◆ SET EXERCISE
Copy each line that holds "this".

◆ RECORDS FOR THE EXERCISE
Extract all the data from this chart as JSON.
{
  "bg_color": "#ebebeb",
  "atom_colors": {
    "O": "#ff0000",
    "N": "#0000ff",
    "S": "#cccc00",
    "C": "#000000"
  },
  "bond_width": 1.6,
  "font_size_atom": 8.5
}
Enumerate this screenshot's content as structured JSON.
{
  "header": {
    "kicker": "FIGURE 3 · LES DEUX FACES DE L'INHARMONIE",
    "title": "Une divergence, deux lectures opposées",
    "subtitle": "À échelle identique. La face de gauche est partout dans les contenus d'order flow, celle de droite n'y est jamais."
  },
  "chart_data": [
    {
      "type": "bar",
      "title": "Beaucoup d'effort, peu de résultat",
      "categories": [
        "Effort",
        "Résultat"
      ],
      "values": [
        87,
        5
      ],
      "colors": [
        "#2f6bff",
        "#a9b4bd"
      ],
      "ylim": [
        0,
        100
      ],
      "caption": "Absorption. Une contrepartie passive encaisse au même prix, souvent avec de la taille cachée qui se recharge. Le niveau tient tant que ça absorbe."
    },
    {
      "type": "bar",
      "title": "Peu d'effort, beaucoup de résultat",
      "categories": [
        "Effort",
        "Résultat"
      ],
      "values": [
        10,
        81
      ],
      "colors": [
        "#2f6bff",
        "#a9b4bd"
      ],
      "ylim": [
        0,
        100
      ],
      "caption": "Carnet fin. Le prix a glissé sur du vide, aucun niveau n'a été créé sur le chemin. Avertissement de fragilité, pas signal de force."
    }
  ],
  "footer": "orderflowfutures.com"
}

◆ ANSWER IN FULL
Extract all the data from this chart as JSON.
Enumerate this screenshot's content as structured JSON.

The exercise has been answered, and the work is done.